» **KUTIPAN HALAMAN**:
+--
Tugas, Wewenang dan Larangan Penjabat Kepala Daerah
Sebanyak kurang lebih 170 kepala daerah dan wakil kepala daerah yang akan berakhir masa jabatannya tahun 2023 ini, baik di tingkat provinsi maupun kabupaten/kota akibat diserentakkannya Pemilihan Kepala Daerah di Indonesia pada 2024, maka kepala daerah yang masa jabatannya berakhir tahun 2023 akan diisi oleh penjabat kepala daerah.
Di Provinsi Sulawesi Tenggara, sebanyak 3(tiga) Kepala Daerah yang masa jabatan kepala daerahnya berakhir pada 2023. Baru-baru ini masa jabatan Gubernur dan Wakil Gubernur Sulawesi Tenggara H. Ali Mazi dan H. Lukman Abunawas berakhir pada 5 September 2023 dan telah dilantik Penjabat Gubernur Sultra yang baru oleh Mendagri atas nama Presiden. Dan selanjutnya Bupati Konawe dan Wali Kota Baubau yang akan berakhir sebentar lagi pada 24 September 2023.
Sesuai bunyi Pasal 201 ayat (9) UU Nomor 10 Tahun 2016 tentang Pilkada, Untuk mengisi kekosongan jabatan Gubernur dan Wakil Gubernur, Bupati dan Wakil Bupati, serta Walikota dan Wakil Walikota yang berakhir masa jabatannya tahun 2022 dan yang berakhir masa jabatannya pada tahun 2023, diangkat penjabat Gubernur, penjabat Bupati, dan penjabat Walikota sampai dengan terpilihnya Gubernur dan Wakil Gubernur, Bupati dan Wakil Bupati, serta Walikota dan Wakil Walikota melalui Pemilihan serentak nasional pada tahun 2024, (baca: Mekanisme Pengusulan dan Pengangkatan Penjabat Kepala Daerah).
+--
» **DATA YANG DIBERIKAN**:
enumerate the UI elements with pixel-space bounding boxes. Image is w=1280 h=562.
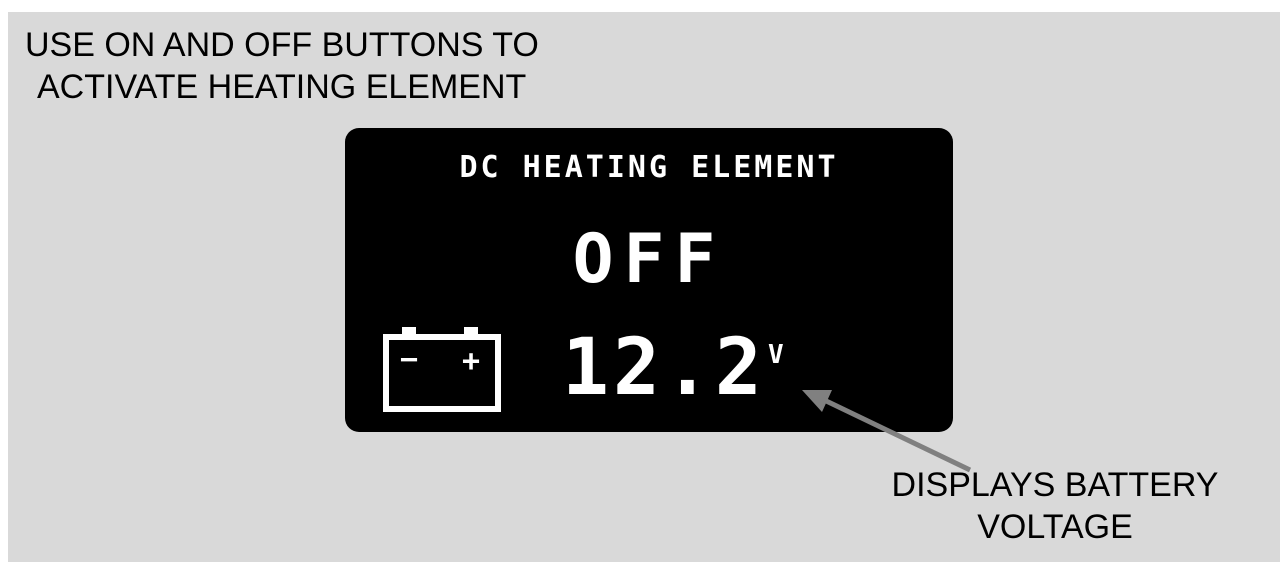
+--
» **TUGAS YANG DIMINTA**:
- 1) Tentukan apakah setiap pernyataan berikut sesuai dengan kutipan tentang penjabat kepala daerah, lalu jawab ya atau tidak untuk masing-masing beserta kata-kata penentunya yang dikutip persis dari kutipan itu. (a) Masa jabatan Gubernur dan Wakil Gubernur Sulawesi Tenggara berakhir pada 5 September 2023. (b) Penjabat Gubernur Sultra yang baru dilantik langsung oleh Presiden sendiri. (c) Di Provinsi Sulawesi Tenggara ada lima kepala daerah yang masa jabatannya berakhir pada 2023.
- 2) Teruskan teks tentang penjabat kepala daerah mulai dari kalimat sesudah kalimat terakhirnya.
Daftar di atas sama sekali tidak dipakai di sini.

» **HASIL PENGERJAAN**:
- 1)
(a) Ya: "berakhir pada 5 September 2023"
(b) Tidak: "dilantik Penjabat Gubernur Sultra yang baru oleh Mendagri atas nama Presiden"
(c) Tidak: "sebanyak 3(tiga) Kepala Daerah yang masa jabatan kepala daerahnya berakhir pada 2023"

- 2)
Nantinya penjabat kepala daerah yang ditunjuk menggantikan para kepala daerah dan wakil kepala daerah yang telah berakhir masa jabatannya, dalam menjalankan tugasnya diwajibkan setiap tiga bulan sekali untuk membuat laporan pertanggungjawaban. Laporan tersebut menjadi bahan evaluasi sekaligus mekanisme pengawasan yang dilakukan oleh pemerintah pusat.
Para penjabat kepala daerah wajib untuk menyampaikan laporan pertanggungjawaban tugas setiap tiga bulan sekali kepada Presiden melalui Mendagri untuk penjabat gubernur, sedangkan penjabat bupati dan wali kota melaporkan tugas-tugasnya kepada Mendagri melalui gubernur.
Tugas dan Wewenang Penjabat Gubernur, Bupati, dan Wali Kota
Penjabat kepala daerah yang akan menggantikan sementara posisi kepala daerah yang telah berakhir masa jabatannya sampai dengan terpilihnya kepala daerah hasil pemilihan serentak 2024 mendatang, penjabat kepala daerah tersebut memiliki tugas dan wewenang menggantikan kepala daerah definitif hasil Pilkada sebelumnya yang akan bertugas selama 1 (satu) tahun kedepan.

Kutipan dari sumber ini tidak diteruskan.